### Task brief
Transcribe the records that follow. Keep every word exactly, and drop the pictures.

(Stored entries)

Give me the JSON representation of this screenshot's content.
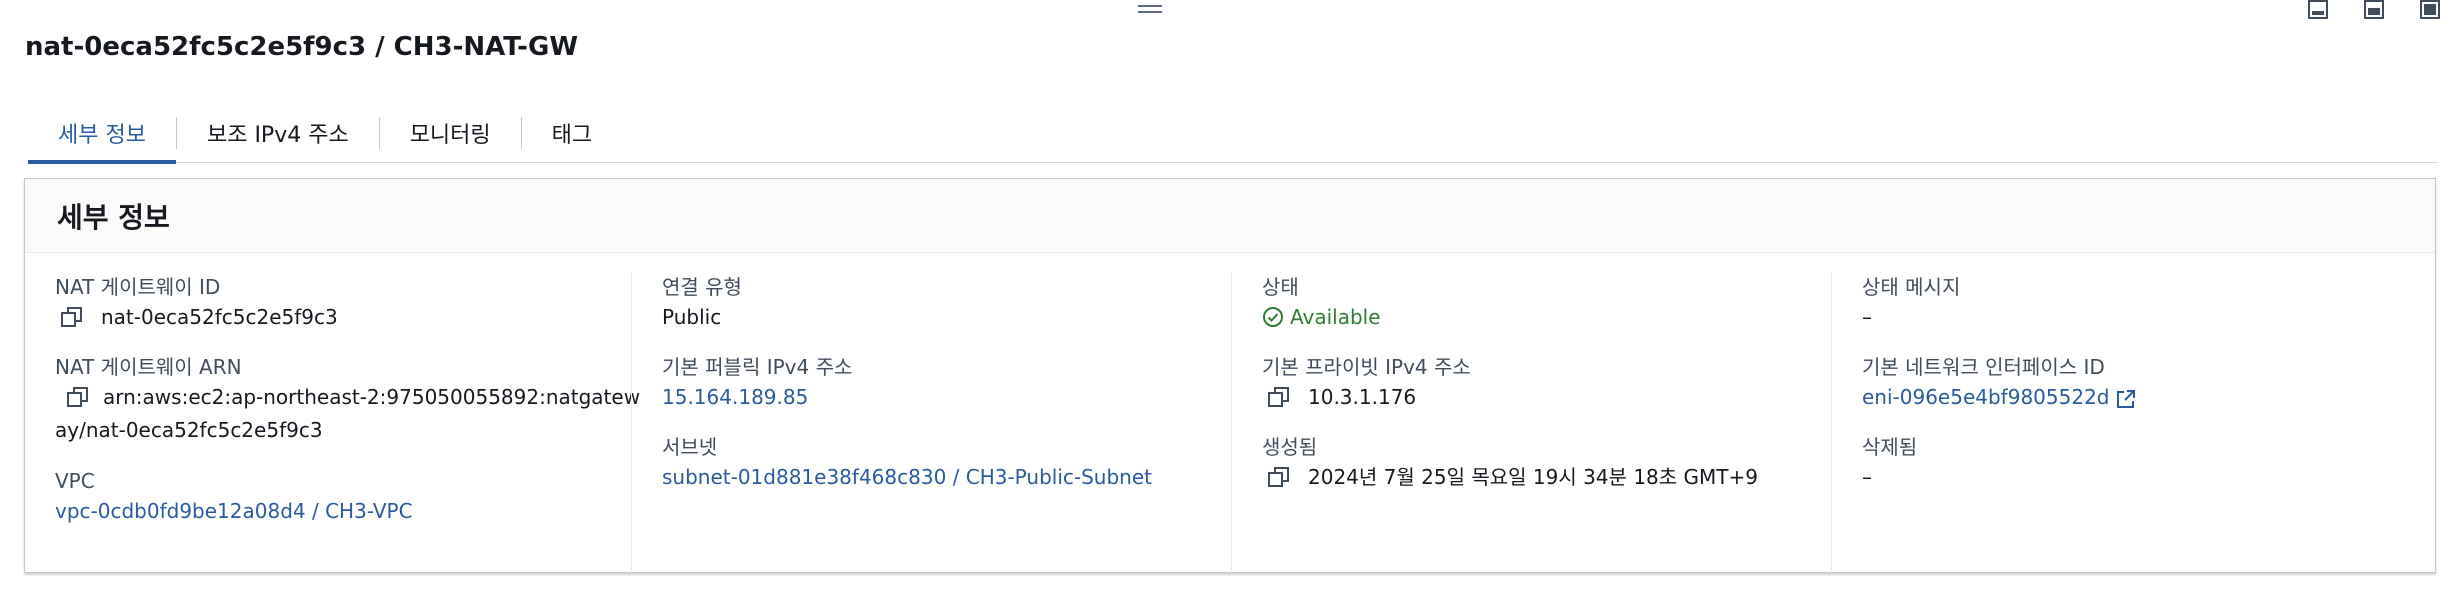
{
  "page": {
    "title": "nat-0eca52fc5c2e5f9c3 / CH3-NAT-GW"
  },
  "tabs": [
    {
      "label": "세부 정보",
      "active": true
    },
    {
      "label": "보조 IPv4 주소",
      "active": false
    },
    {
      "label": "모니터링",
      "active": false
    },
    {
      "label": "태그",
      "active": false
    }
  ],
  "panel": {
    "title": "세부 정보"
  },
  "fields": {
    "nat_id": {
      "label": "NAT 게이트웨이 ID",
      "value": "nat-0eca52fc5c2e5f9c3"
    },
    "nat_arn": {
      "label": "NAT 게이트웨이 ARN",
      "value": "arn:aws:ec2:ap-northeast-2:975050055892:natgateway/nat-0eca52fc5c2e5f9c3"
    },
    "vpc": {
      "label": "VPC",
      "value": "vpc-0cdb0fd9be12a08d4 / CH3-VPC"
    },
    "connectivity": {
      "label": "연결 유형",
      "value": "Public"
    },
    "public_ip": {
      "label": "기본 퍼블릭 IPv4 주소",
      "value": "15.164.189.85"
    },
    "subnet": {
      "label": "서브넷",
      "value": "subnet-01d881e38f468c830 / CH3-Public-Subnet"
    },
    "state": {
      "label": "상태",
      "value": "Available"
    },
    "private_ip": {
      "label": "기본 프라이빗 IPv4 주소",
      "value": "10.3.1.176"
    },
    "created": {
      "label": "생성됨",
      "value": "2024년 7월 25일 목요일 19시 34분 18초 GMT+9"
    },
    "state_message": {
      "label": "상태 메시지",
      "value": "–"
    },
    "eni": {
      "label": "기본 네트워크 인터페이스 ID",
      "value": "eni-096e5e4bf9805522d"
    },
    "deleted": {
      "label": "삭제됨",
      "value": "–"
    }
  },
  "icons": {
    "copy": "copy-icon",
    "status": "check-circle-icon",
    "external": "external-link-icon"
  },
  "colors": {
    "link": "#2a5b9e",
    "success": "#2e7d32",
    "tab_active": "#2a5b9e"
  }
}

### Final result
Give me the JSON representation of this screenshot's content.
{
  "page": {
    "title": "nat-0eca52fc5c2e5f9c3 / CH3-NAT-GW"
  },
  "tabs": [
    {
      "label": "세부 정보",
      "active": true
    },
    {
      "label": "보조 IPv4 주소",
      "active": false
    },
    {
      "label": "모니터링",
      "active": false
    },
    {
      "label": "태그",
      "active": false
    }
  ],
  "panel": {
    "title": "세부 정보"
  },
  "fields": {
    "nat_id": {
      "label": "NAT 게이트웨이 ID",
      "value": "nat-0eca52fc5c2e5f9c3"
    },
    "nat_arn": {
      "label": "NAT 게이트웨이 ARN",
      "value": "arn:aws:ec2:ap-northeast-2:975050055892:natgateway/nat-0eca52fc5c2e5f9c3"
    },
    "vpc": {
      "label": "VPC",
      "value": "vpc-0cdb0fd9be12a08d4 / CH3-VPC"
    },
    "connectivity": {
      "label": "연결 유형",
      "value": "Public"
    },
    "public_ip": {
      "label": "기본 퍼블릭 IPv4 주소",
      "value": "15.164.189.85"
    },
    "subnet": {
      "label": "서브넷",
      "value": "subnet-01d881e38f468c830 / CH3-Public-Subnet"
    },
    "state": {
      "label": "상태",
      "value": "Available"
    },
    "private_ip": {
      "label": "기본 프라이빗 IPv4 주소",
      "value": "10.3.1.176"
    },
    "created": {
      "label": "생성됨",
      "value": "2024년 7월 25일 목요일 19시 34분 18초 GMT+9"
    },
    "state_message": {
      "label": "상태 메시지",
      "value": "–"
    },
    "eni": {
      "label": "기본 네트워크 인터페이스 ID",
      "value": "eni-096e5e4bf9805522d"
    },
    "deleted": {
      "label": "삭제됨",
      "value": "–"
    }
  },
  "icons": {
    "copy": "copy-icon",
    "status": "check-circle-icon",
    "external": "external-link-icon"
  },
  "colors": {
    "link": "#2a5b9e",
    "success": "#2e7d32",
    "tab_active": "#2a5b9e"
  }
}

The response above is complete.